## Goal
Reproduce every line of the entries below verbatim. Leave out the pictures.
⁂
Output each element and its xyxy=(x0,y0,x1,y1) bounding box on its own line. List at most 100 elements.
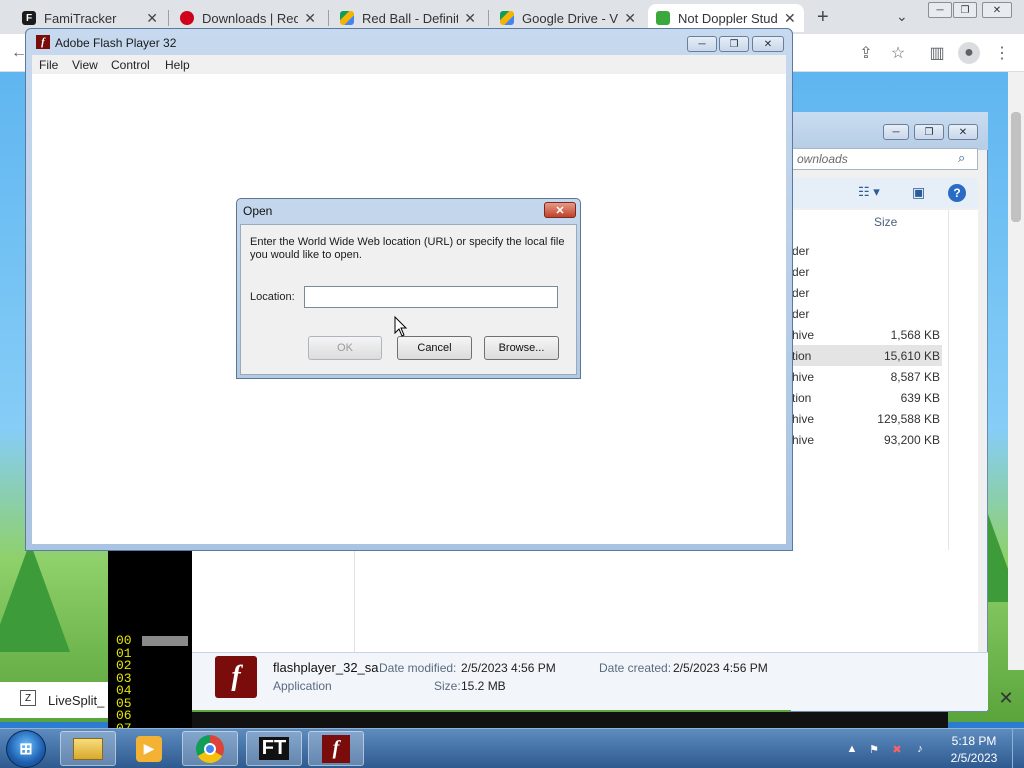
window-title: Adobe Flash Player 32 xyxy=(55,36,177,50)
explorer-close-button[interactable]: ✕ xyxy=(948,124,978,140)
file-type: hive xyxy=(792,370,815,384)
file-type: der xyxy=(792,286,810,300)
famitracker-icon: FT xyxy=(258,737,290,760)
tab-label: Red Ball - Definiti xyxy=(362,10,459,26)
media-player-icon: ▶ xyxy=(136,735,162,762)
file-row[interactable]: der xyxy=(792,261,942,282)
volume-icon[interactable]: ♪ xyxy=(912,742,928,756)
taskbar-media-player-button[interactable]: ▶ xyxy=(121,731,177,766)
download-item-label[interactable]: LiveSplit_ xyxy=(48,693,104,708)
details-size-label: Size: xyxy=(434,679,461,693)
download-shelf-close-icon[interactable]: ✕ xyxy=(996,688,1016,708)
file-row[interactable]: der xyxy=(792,303,942,324)
taskbar-flash-player-button[interactable]: f xyxy=(308,731,364,766)
browser-restore-button[interactable]: ❐ xyxy=(953,2,977,18)
file-row[interactable]: der xyxy=(792,240,942,261)
explorer-navigation-pane xyxy=(192,550,355,652)
browser-minimize-button[interactable]: ─ xyxy=(928,2,952,18)
search-icon[interactable]: ⌕ xyxy=(958,150,965,166)
pattern-highlight xyxy=(142,636,188,646)
cancel-button[interactable]: Cancel xyxy=(397,336,472,360)
preview-pane-icon[interactable]: ▣ xyxy=(912,184,925,201)
close-icon[interactable]: ✕ xyxy=(464,10,476,27)
details-modified-label: Date modified: xyxy=(379,661,457,675)
view-options-icon[interactable]: ☷ ▾ xyxy=(858,184,880,200)
tab-separator xyxy=(168,10,169,26)
scrollbar-thumb[interactable] xyxy=(1011,112,1021,222)
help-icon[interactable]: ? xyxy=(948,184,966,202)
details-modified-value: 2/5/2023 4:56 PM xyxy=(461,661,556,675)
size-column-header[interactable]: Size xyxy=(874,215,897,229)
dialog-title: Open xyxy=(243,204,273,218)
file-row[interactable]: hive 93,200 KB xyxy=(792,429,942,450)
not-doppler-icon xyxy=(656,11,670,25)
file-row[interactable]: tion 639 KB xyxy=(792,387,942,408)
browse-button[interactable]: Browse... xyxy=(484,336,559,360)
explorer-minimize-button[interactable]: ─ xyxy=(883,124,909,140)
flash-file-icon: f xyxy=(215,656,257,698)
show-hidden-icons[interactable]: ▲ xyxy=(844,742,860,756)
download-shelf: Z LiveSplit_ xyxy=(0,682,108,718)
profile-avatar-icon[interactable]: ● xyxy=(958,42,980,64)
show-desktop-button[interactable] xyxy=(1012,729,1024,768)
flash-close-button[interactable]: ✕ xyxy=(752,36,784,52)
file-size: 93,200 KB xyxy=(883,433,940,447)
file-type: hive xyxy=(792,412,815,426)
clock-time[interactable]: 5:18 PM xyxy=(944,734,1004,748)
explorer-maximize-button[interactable]: ❐ xyxy=(914,124,944,140)
menu-file[interactable]: File xyxy=(39,58,58,72)
menu-control[interactable]: Control xyxy=(111,58,150,72)
flash-icon: f xyxy=(322,734,350,763)
dialog-message: Enter the World Wide Web location (URL) … xyxy=(250,236,565,261)
file-row[interactable]: der xyxy=(792,282,942,303)
start-button[interactable]: ⊞ xyxy=(6,730,46,768)
taskbar-explorer-button[interactable] xyxy=(60,731,116,766)
action-center-icon[interactable]: ⚑ xyxy=(866,742,882,756)
file-size: 129,588 KB xyxy=(877,412,940,426)
new-tab-button[interactable]: + xyxy=(817,6,829,29)
share-icon[interactable]: ⇪ xyxy=(855,42,877,64)
bookmark-star-icon[interactable]: ☆ xyxy=(887,42,909,64)
ok-button[interactable]: OK xyxy=(308,336,382,360)
file-row[interactable]: hive 8,587 KB xyxy=(792,366,942,387)
details-created-label: Date created: xyxy=(599,661,672,675)
close-icon[interactable]: ✕ xyxy=(624,10,636,27)
file-row[interactable]: hive 1,568 KB xyxy=(792,324,942,345)
famitracker-bottom-bar xyxy=(192,712,948,728)
google-drive-icon xyxy=(500,11,514,25)
flash-maximize-button[interactable]: ❐ xyxy=(719,36,749,52)
tab-search-chevron-icon[interactable]: ⌄ xyxy=(896,8,908,25)
page-scrollbar[interactable] xyxy=(1008,72,1024,670)
location-label: Location: xyxy=(250,291,295,303)
flash-app-icon: f xyxy=(36,35,50,49)
folder-icon xyxy=(73,737,103,760)
taskbar-famitracker-button[interactable]: FT xyxy=(246,731,302,766)
menu-view[interactable]: View xyxy=(72,58,98,72)
file-type: der xyxy=(792,244,810,258)
file-type: der xyxy=(792,265,810,279)
clock-date[interactable]: 2/5/2023 xyxy=(944,751,1004,765)
dialog-close-button[interactable]: ✕ xyxy=(544,202,576,218)
tab-label: FamiTracker xyxy=(44,10,117,26)
close-icon[interactable]: ✕ xyxy=(784,10,796,27)
file-row-selected[interactable]: tion 15,610 KB xyxy=(792,345,942,366)
location-input[interactable] xyxy=(304,286,558,308)
explorer-search-input[interactable]: ownloads xyxy=(792,148,978,170)
close-icon[interactable]: ✕ xyxy=(146,10,158,27)
browser-close-button[interactable]: ✕ xyxy=(982,2,1012,18)
close-icon[interactable]: ✕ xyxy=(304,10,316,27)
file-type: der xyxy=(792,307,810,321)
livesplit-icon: Z xyxy=(20,690,36,706)
menu-kebab-icon[interactable]: ⋮ xyxy=(991,42,1013,64)
file-type: tion xyxy=(792,349,812,363)
taskbar-chrome-button[interactable] xyxy=(182,731,238,766)
tab-label: Downloads | Red xyxy=(202,10,299,26)
network-icon[interactable]: ✖ xyxy=(889,742,905,756)
file-row[interactable]: hive 129,588 KB xyxy=(792,408,942,429)
side-panel-icon[interactable]: ▥ xyxy=(926,42,948,64)
flash-minimize-button[interactable]: ─ xyxy=(687,36,717,52)
menu-help[interactable]: Help xyxy=(165,58,190,72)
famitracker-icon: F xyxy=(22,11,36,25)
mouse-cursor-icon xyxy=(394,316,408,337)
chrome-icon xyxy=(196,734,224,763)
⁂
## Written solution
Output each element and its xyxy=(x0,y0,x1,y1) bounding box on its own line. List at most 100 elements.
window-title: Adobe Flash Player 32 xyxy=(55,36,177,50)
explorer-close-button[interactable]: ✕ xyxy=(948,124,978,140)
file-type: hive xyxy=(792,370,815,384)
file-type: der xyxy=(792,286,810,300)
famitracker-icon: FT xyxy=(258,737,290,760)
tab-label: Red Ball - Definiti xyxy=(362,10,459,26)
media-player-icon: ▶ xyxy=(136,735,162,762)
file-row[interactable]: der xyxy=(792,261,942,282)
volume-icon[interactable]: ♪ xyxy=(912,742,928,756)
taskbar-media-player-button[interactable]: ▶ xyxy=(121,731,177,766)
download-item-label[interactable]: LiveSplit_ xyxy=(48,693,104,708)
details-size-label: Size: xyxy=(434,679,461,693)
download-shelf-close-icon[interactable]: ✕ xyxy=(996,688,1016,708)
file-row[interactable]: der xyxy=(792,303,942,324)
taskbar-flash-player-button[interactable]: f xyxy=(308,731,364,766)
browser-restore-button[interactable]: ❐ xyxy=(953,2,977,18)
file-row[interactable]: der xyxy=(792,240,942,261)
explorer-navigation-pane xyxy=(192,550,355,652)
browser-minimize-button[interactable]: ─ xyxy=(928,2,952,18)
search-icon[interactable]: ⌕ xyxy=(958,150,965,166)
pattern-highlight xyxy=(142,636,188,646)
cancel-button[interactable]: Cancel xyxy=(397,336,472,360)
preview-pane-icon[interactable]: ▣ xyxy=(912,184,925,201)
close-icon[interactable]: ✕ xyxy=(464,10,476,27)
details-modified-label: Date modified: xyxy=(379,661,457,675)
view-options-icon[interactable]: ☷ ▾ xyxy=(858,184,880,200)
tab-separator xyxy=(168,10,169,26)
scrollbar-thumb[interactable] xyxy=(1011,112,1021,222)
help-icon[interactable]: ? xyxy=(948,184,966,202)
details-modified-value: 2/5/2023 4:56 PM xyxy=(461,661,556,675)
size-column-header[interactable]: Size xyxy=(874,215,897,229)
dialog-title: Open xyxy=(243,204,273,218)
file-row[interactable]: hive 93,200 KB xyxy=(792,429,942,450)
not-doppler-icon xyxy=(656,11,670,25)
file-row[interactable]: tion 639 KB xyxy=(792,387,942,408)
browse-button[interactable]: Browse... xyxy=(484,336,559,360)
explorer-minimize-button[interactable]: ─ xyxy=(883,124,909,140)
flash-file-icon: f xyxy=(215,656,257,698)
show-hidden-icons[interactable]: ▲ xyxy=(844,742,860,756)
download-shelf: Z LiveSplit_ xyxy=(0,682,108,718)
profile-avatar-icon[interactable]: ● xyxy=(958,42,980,64)
show-desktop-button[interactable] xyxy=(1012,729,1024,768)
flash-close-button[interactable]: ✕ xyxy=(752,36,784,52)
file-size: 93,200 KB xyxy=(883,433,940,447)
file-type: hive xyxy=(792,412,815,426)
clock-time[interactable]: 5:18 PM xyxy=(944,734,1004,748)
explorer-maximize-button[interactable]: ❐ xyxy=(914,124,944,140)
menu-file[interactable]: File xyxy=(39,58,58,72)
menu-control[interactable]: Control xyxy=(111,58,150,72)
flash-icon: f xyxy=(322,734,350,763)
dialog-message: Enter the World Wide Web location (URL) … xyxy=(250,236,565,261)
file-row[interactable]: der xyxy=(792,282,942,303)
start-button[interactable]: ⊞ xyxy=(6,730,46,768)
taskbar-explorer-button[interactable] xyxy=(60,731,116,766)
action-center-icon[interactable]: ⚑ xyxy=(866,742,882,756)
file-size: 129,588 KB xyxy=(877,412,940,426)
new-tab-button[interactable]: + xyxy=(817,6,829,29)
share-icon[interactable]: ⇪ xyxy=(855,42,877,64)
bookmark-star-icon[interactable]: ☆ xyxy=(887,42,909,64)
ok-button[interactable]: OK xyxy=(308,336,382,360)
file-row[interactable]: hive 8,587 KB xyxy=(792,366,942,387)
details-created-label: Date created: xyxy=(599,661,672,675)
close-icon[interactable]: ✕ xyxy=(624,10,636,27)
file-row[interactable]: hive 1,568 KB xyxy=(792,324,942,345)
famitracker-bottom-bar xyxy=(192,712,948,728)
google-drive-icon xyxy=(500,11,514,25)
flash-maximize-button[interactable]: ❐ xyxy=(719,36,749,52)
tab-search-chevron-icon[interactable]: ⌄ xyxy=(896,8,908,25)
page-scrollbar[interactable] xyxy=(1008,72,1024,670)
location-label: Location: xyxy=(250,291,295,303)
flash-app-icon: f xyxy=(36,35,50,49)
folder-icon xyxy=(73,737,103,760)
taskbar-famitracker-button[interactable]: FT xyxy=(246,731,302,766)
menu-view[interactable]: View xyxy=(72,58,98,72)
file-type: der xyxy=(792,244,810,258)
file-type: der xyxy=(792,265,810,279)
clock-date[interactable]: 2/5/2023 xyxy=(944,751,1004,765)
dialog-close-button[interactable]: ✕ xyxy=(544,202,576,218)
tab-label: FamiTracker xyxy=(44,10,117,26)
close-icon[interactable]: ✕ xyxy=(784,10,796,27)
file-row-selected[interactable]: tion 15,610 KB xyxy=(792,345,942,366)
location-input[interactable] xyxy=(304,286,558,308)
explorer-search-input[interactable]: ownloads xyxy=(792,148,978,170)
close-icon[interactable]: ✕ xyxy=(146,10,158,27)
browser-close-button[interactable]: ✕ xyxy=(982,2,1012,18)
close-icon[interactable]: ✕ xyxy=(304,10,316,27)
file-type: der xyxy=(792,307,810,321)
livesplit-icon: Z xyxy=(20,690,36,706)
menu-kebab-icon[interactable]: ⋮ xyxy=(991,42,1013,64)
file-type: tion xyxy=(792,349,812,363)
taskbar-chrome-button[interactable] xyxy=(182,731,238,766)
tab-label: Downloads | Red xyxy=(202,10,299,26)
network-icon[interactable]: ✖ xyxy=(889,742,905,756)
file-row[interactable]: hive 129,588 KB xyxy=(792,408,942,429)
side-panel-icon[interactable]: ▥ xyxy=(926,42,948,64)
flash-minimize-button[interactable]: ─ xyxy=(687,36,717,52)
menu-help[interactable]: Help xyxy=(165,58,190,72)
famitracker-icon: F xyxy=(22,11,36,25)
mouse-cursor-icon xyxy=(394,316,408,337)
chrome-icon xyxy=(196,734,224,763)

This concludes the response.